→ **What you have to do**: Go through the listing and set it down exactly, leaving out its pictures.

--------------------

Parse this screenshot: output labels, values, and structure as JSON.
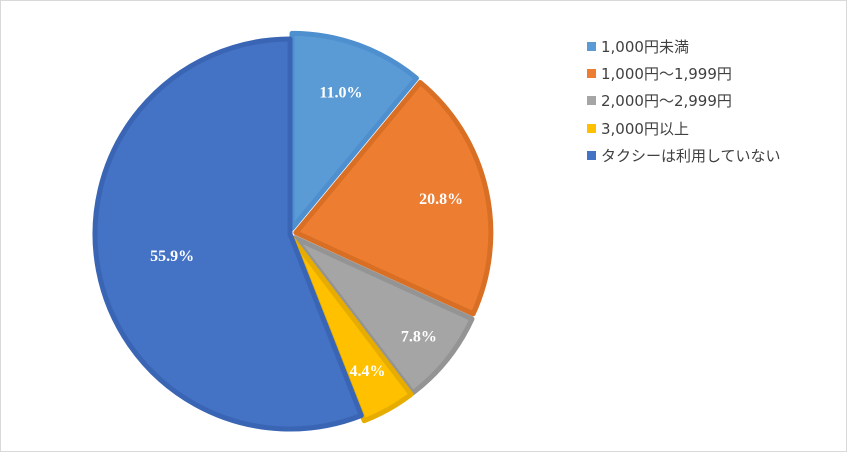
{
  "chart_data": {
    "type": "pie",
    "title": "",
    "start_angle_deg": 0,
    "direction": "clockwise",
    "legend_position": "right",
    "categories": [
      "1,000円未満",
      "1,000円～1,999円",
      "2,000円～2,999円",
      "3,000円以上",
      "タクシーは利用していない"
    ],
    "values": [
      11.0,
      20.8,
      7.8,
      4.4,
      55.9
    ],
    "labels": [
      "11.0%",
      "20.8%",
      "7.8%",
      "4.4%",
      "55.9%"
    ],
    "colors": [
      "#5B9BD5",
      "#ED7D31",
      "#A5A5A5",
      "#FFC000",
      "#4472C4"
    ],
    "border_colors": [
      "#4E8FCF",
      "#D96F24",
      "#949494",
      "#E6AD00",
      "#3A65B5"
    ]
  }
}
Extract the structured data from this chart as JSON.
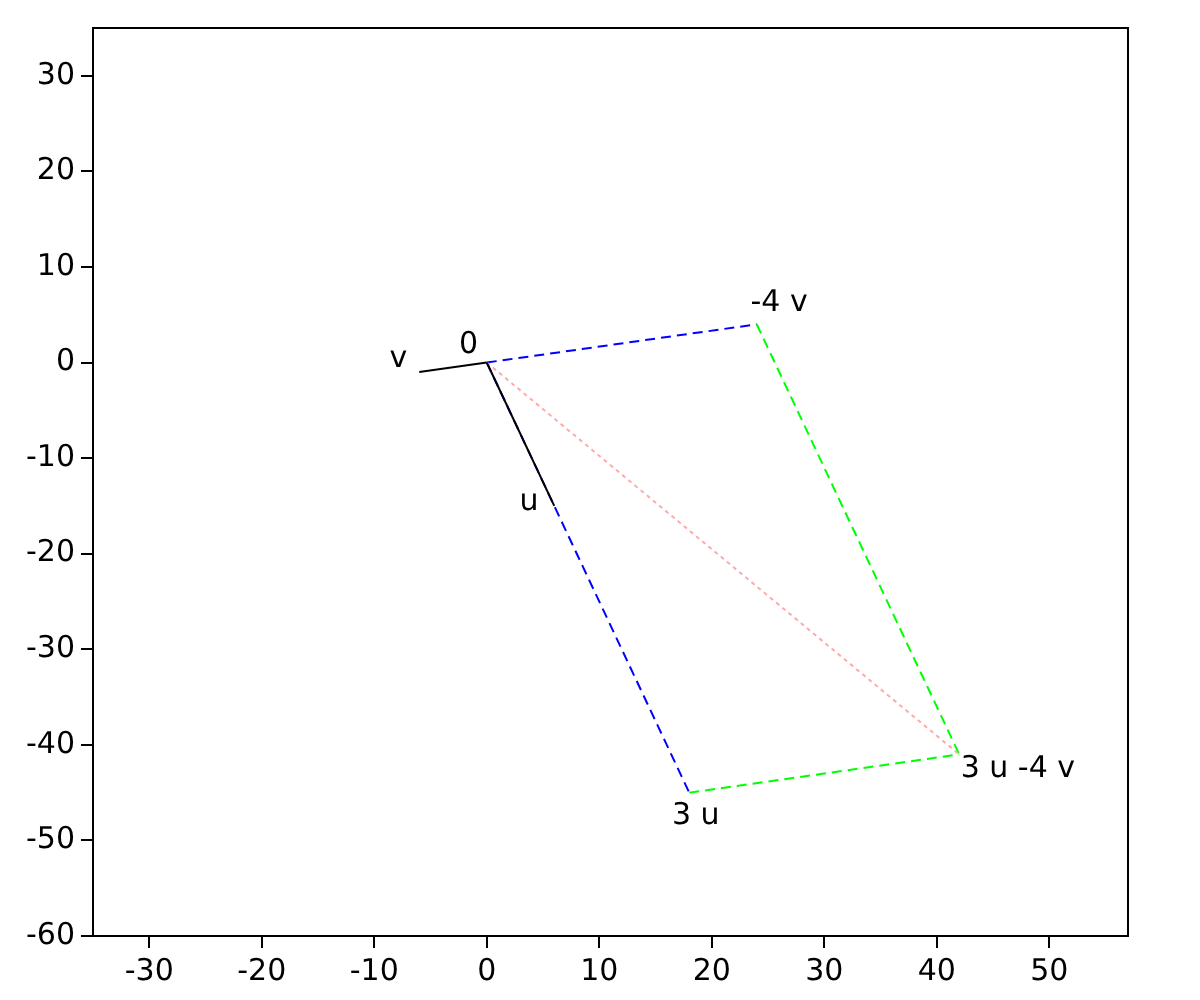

--------------------

→ **Response for this exercise**:
Parse this screenshot: output labels, values, and structure as JSON.
{
  "chart_data": {
    "type": "pie",
    "title": "",
    "start_angle_deg": 0,
    "direction": "clockwise",
    "legend_position": "right",
    "categories": [
      "1,000円未満",
      "1,000円～1,999円",
      "2,000円～2,999円",
      "3,000円以上",
      "タクシーは利用していない"
    ],
    "values": [
      11.0,
      20.8,
      7.8,
      4.4,
      55.9
    ],
    "labels": [
      "11.0%",
      "20.8%",
      "7.8%",
      "4.4%",
      "55.9%"
    ],
    "colors": [
      "#5B9BD5",
      "#ED7D31",
      "#A5A5A5",
      "#FFC000",
      "#4472C4"
    ],
    "border_colors": [
      "#4E8FCF",
      "#D96F24",
      "#949494",
      "#E6AD00",
      "#3A65B5"
    ]
  }
}
Extract the structured data from this chart as JSON.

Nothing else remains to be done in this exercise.